All records should be reproduced verbatim.

**** RECORD EXCERPTS ****

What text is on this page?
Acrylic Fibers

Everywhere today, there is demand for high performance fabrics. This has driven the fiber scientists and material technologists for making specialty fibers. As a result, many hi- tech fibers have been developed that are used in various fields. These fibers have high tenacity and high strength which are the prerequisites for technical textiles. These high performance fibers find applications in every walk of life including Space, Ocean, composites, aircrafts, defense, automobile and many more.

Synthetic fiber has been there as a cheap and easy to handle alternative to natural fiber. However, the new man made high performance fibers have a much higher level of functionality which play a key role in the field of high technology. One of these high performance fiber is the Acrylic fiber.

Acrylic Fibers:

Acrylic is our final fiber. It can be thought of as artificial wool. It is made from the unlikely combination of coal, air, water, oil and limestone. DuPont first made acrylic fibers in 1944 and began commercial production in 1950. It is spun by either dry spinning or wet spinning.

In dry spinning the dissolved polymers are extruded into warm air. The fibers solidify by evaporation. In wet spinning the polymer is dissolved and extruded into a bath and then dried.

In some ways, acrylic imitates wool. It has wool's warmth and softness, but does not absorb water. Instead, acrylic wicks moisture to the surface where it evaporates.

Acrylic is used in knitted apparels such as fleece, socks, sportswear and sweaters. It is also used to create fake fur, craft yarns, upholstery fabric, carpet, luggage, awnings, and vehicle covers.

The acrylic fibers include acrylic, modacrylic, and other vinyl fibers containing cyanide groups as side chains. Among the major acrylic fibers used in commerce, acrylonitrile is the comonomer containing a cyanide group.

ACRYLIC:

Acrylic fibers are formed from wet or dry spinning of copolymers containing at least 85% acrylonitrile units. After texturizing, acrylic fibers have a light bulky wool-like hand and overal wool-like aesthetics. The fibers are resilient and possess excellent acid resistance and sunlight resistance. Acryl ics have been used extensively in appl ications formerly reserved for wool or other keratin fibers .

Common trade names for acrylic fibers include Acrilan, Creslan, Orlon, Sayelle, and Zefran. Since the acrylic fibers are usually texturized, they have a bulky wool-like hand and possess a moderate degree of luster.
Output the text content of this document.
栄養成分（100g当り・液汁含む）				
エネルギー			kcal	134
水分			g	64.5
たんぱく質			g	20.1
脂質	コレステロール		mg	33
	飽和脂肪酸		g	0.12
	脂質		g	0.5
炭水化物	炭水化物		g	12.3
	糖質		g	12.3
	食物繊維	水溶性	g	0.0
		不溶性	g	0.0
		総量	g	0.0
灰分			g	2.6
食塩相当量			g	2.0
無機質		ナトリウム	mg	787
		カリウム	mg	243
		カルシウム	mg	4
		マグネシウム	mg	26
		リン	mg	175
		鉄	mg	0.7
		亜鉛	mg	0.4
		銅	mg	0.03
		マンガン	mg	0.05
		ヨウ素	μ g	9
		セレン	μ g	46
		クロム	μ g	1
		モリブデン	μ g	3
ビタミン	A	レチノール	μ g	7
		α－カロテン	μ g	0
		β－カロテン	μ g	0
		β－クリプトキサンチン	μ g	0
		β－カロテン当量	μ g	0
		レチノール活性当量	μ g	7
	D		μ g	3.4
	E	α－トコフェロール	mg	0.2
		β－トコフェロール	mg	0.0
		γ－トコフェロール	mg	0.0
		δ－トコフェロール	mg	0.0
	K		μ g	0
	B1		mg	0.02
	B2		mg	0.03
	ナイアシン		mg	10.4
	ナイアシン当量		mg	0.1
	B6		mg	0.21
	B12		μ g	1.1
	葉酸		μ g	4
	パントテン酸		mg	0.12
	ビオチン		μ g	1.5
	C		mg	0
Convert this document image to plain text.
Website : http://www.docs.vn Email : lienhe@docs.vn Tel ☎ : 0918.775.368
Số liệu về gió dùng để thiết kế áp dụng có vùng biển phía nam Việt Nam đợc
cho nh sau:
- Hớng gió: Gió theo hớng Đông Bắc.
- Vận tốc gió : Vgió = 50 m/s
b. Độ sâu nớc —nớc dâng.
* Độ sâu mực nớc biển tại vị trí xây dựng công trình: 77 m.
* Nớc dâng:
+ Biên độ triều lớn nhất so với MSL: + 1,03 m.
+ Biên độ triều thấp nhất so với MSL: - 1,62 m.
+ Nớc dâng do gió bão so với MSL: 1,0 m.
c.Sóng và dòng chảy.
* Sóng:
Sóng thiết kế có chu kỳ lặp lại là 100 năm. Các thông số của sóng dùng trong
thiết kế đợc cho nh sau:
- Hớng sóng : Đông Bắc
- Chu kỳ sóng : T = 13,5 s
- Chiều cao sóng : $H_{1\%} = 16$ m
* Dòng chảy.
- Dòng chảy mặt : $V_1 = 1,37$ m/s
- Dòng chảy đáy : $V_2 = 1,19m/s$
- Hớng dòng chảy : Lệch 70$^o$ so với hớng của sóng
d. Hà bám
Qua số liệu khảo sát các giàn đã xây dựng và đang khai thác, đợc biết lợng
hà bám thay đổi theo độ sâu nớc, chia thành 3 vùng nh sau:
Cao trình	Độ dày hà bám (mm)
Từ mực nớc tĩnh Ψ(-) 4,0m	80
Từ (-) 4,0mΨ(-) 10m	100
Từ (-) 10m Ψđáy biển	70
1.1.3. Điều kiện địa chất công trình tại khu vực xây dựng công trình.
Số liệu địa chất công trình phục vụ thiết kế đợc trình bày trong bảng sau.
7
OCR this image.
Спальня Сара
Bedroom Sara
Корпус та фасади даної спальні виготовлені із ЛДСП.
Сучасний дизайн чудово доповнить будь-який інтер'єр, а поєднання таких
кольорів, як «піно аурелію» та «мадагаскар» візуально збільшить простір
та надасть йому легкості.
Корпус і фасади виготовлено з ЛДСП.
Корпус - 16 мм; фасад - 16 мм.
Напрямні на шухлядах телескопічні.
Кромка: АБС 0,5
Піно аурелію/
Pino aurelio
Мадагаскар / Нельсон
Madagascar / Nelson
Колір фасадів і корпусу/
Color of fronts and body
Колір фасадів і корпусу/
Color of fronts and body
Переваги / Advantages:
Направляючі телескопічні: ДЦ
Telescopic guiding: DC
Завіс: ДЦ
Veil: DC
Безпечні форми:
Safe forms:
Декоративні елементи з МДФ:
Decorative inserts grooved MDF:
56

****

■ **WRITTEN RESPONSE**
What text is on this page?
Acrylic Fibers

Everywhere today, there is demand for high performance fabrics. This has driven the fiber scientists and material technologists for making specialty fibers. As a result, many hi- tech fibers have been developed that are used in various fields. These fibers have high tenacity and high strength which are the prerequisites for technical textiles. These high performance fibers find applications in every walk of life including Space, Ocean, composites, aircrafts, defense, automobile and many more.

Synthetic fiber has been there as a cheap and easy to handle alternative to natural fiber. However, the new man made high performance fibers have a much higher level of functionality which play a key role in the field of high technology. One of these high performance fiber is the Acrylic fiber.

Acrylic Fibers:

Acrylic is our final fiber. It can be thought of as artificial wool. It is made from the unlikely combination of coal, air, water, oil and limestone. DuPont first made acrylic fibers in 1944 and began commercial production in 1950. It is spun by either dry spinning or wet spinning.

In dry spinning the dissolved polymers are extruded into warm air. The fibers solidify by evaporation. In wet spinning the polymer is dissolved and extruded into a bath and then dried.

In some ways, acrylic imitates wool. It has wool's warmth and softness, but does not absorb water. Instead, acrylic wicks moisture to the surface where it evaporates.

Acrylic is used in knitted apparels such as fleece, socks, sportswear and sweaters. It is also used to create fake fur, craft yarns, upholstery fabric, carpet, luggage, awnings, and vehicle covers.

The acrylic fibers include acrylic, modacrylic, and other vinyl fibers containing cyanide groups as side chains. Among the major acrylic fibers used in commerce, acrylonitrile is the comonomer containing a cyanide group.

ACRYLIC:

Acrylic fibers are formed from wet or dry spinning of copolymers containing at least 85% acrylonitrile units. After texturizing, acrylic fibers have a light bulky wool-like hand and overal wool-like aesthetics. The fibers are resilient and possess excellent acid resistance and sunlight resistance. Acryl ics have been used extensively in appl ications formerly reserved for wool or other keratin fibers .

Common trade names for acrylic fibers include Acrilan, Creslan, Orlon, Sayelle, and Zefran. Since the acrylic fibers are usually texturized, they have a bulky wool-like hand and possess a moderate degree of luster.
Output the text content of this document.
栄養成分（100g当り・液汁含む）				
エネルギー			kcal	134
水分			g	64.5
たんぱく質			g	20.1
脂質	コレステロール		mg	33
	飽和脂肪酸		g	0.12
	脂質		g	0.5
炭水化物	炭水化物		g	12.3
	糖質		g	12.3
	食物繊維	水溶性	g	0.0
		不溶性	g	0.0
		総量	g	0.0
灰分			g	2.6
食塩相当量			g	2.0
無機質		ナトリウム	mg	787
		カリウム	mg	243
		カルシウム	mg	4
		マグネシウム	mg	26
		リン	mg	175
		鉄	mg	0.7
		亜鉛	mg	0.4
		銅	mg	0.03
		マンガン	mg	0.05
		ヨウ素	μ g	9
		セレン	μ g	46
		クロム	μ g	1
		モリブデン	μ g	3
ビタミン	A	レチノール	μ g	7
		α－カロテン	μ g	0
		β－カロテン	μ g	0
		β－クリプトキサンチン	μ g	0
		β－カロテン当量	μ g	0
		レチノール活性当量	μ g	7
	D		μ g	3.4
	E	α－トコフェロール	mg	0.2
		β－トコフェロール	mg	0.0
		γ－トコフェロール	mg	0.0
		δ－トコフェロール	mg	0.0
	K		μ g	0
	B1		mg	0.02
	B2		mg	0.03
	ナイアシン		mg	10.4
	ナイアシン当量		mg	0.1
	B6		mg	0.21
	B12		μ g	1.1
	葉酸		μ g	4
	パントテン酸		mg	0.12
	ビオチン		μ g	1.5
	C		mg	0
Convert this document image to plain text.
Website : http://www.docs.vn Email : lienhe@docs.vn Tel ☎ : 0918.775.368
Số liệu về gió dùng để thiết kế áp dụng có vùng biển phía nam Việt Nam đợc
cho nh sau:
- Hớng gió: Gió theo hớng Đông Bắc.
- Vận tốc gió : Vgió = 50 m/s
b. Độ sâu nớc —nớc dâng.
* Độ sâu mực nớc biển tại vị trí xây dựng công trình: 77 m.
* Nớc dâng:
+ Biên độ triều lớn nhất so với MSL: + 1,03 m.
+ Biên độ triều thấp nhất so với MSL: - 1,62 m.
+ Nớc dâng do gió bão so với MSL: 1,0 m.
c.Sóng và dòng chảy.
* Sóng:
Sóng thiết kế có chu kỳ lặp lại là 100 năm. Các thông số của sóng dùng trong
thiết kế đợc cho nh sau:
- Hớng sóng : Đông Bắc
- Chu kỳ sóng : T = 13,5 s
- Chiều cao sóng : $H_{1\%} = 16$ m
* Dòng chảy.
- Dòng chảy mặt : $V_1 = 1,37$ m/s
- Dòng chảy đáy : $V_2 = 1,19m/s$
- Hớng dòng chảy : Lệch 70$^o$ so với hớng của sóng
d. Hà bám
Qua số liệu khảo sát các giàn đã xây dựng và đang khai thác, đợc biết lợng
hà bám thay đổi theo độ sâu nớc, chia thành 3 vùng nh sau:
Cao trình	Độ dày hà bám (mm)
Từ mực nớc tĩnh Ψ(-) 4,0m	80
Từ (-) 4,0mΨ(-) 10m	100
Từ (-) 10m Ψđáy biển	70
1.1.3. Điều kiện địa chất công trình tại khu vực xây dựng công trình.
Số liệu địa chất công trình phục vụ thiết kế đợc trình bày trong bảng sau.
7
OCR this image.
Спальня Сара
Bedroom Sara
Корпус та фасади даної спальні виготовлені із ЛДСП.
Сучасний дизайн чудово доповнить будь-який інтер'єр, а поєднання таких
кольорів, як «піно аурелію» та «мадагаскар» візуально збільшить простір
та надасть йому легкості.
Корпус і фасади виготовлено з ЛДСП.
Корпус - 16 мм; фасад - 16 мм.
Напрямні на шухлядах телескопічні.
Кромка: АБС 0,5
Піно аурелію/
Pino aurelio
Мадагаскар / Нельсон
Madagascar / Nelson
Колір фасадів і корпусу/
Color of fronts and body
Колір фасадів і корпусу/
Color of fronts and body
Переваги / Advantages:
Направляючі телескопічні: ДЦ
Telescopic guiding: DC
Завіс: ДЦ
Veil: DC
Безпечні форми:
Safe forms:
Декоративні елементи з МДФ:
Decorative inserts grooved MDF:
56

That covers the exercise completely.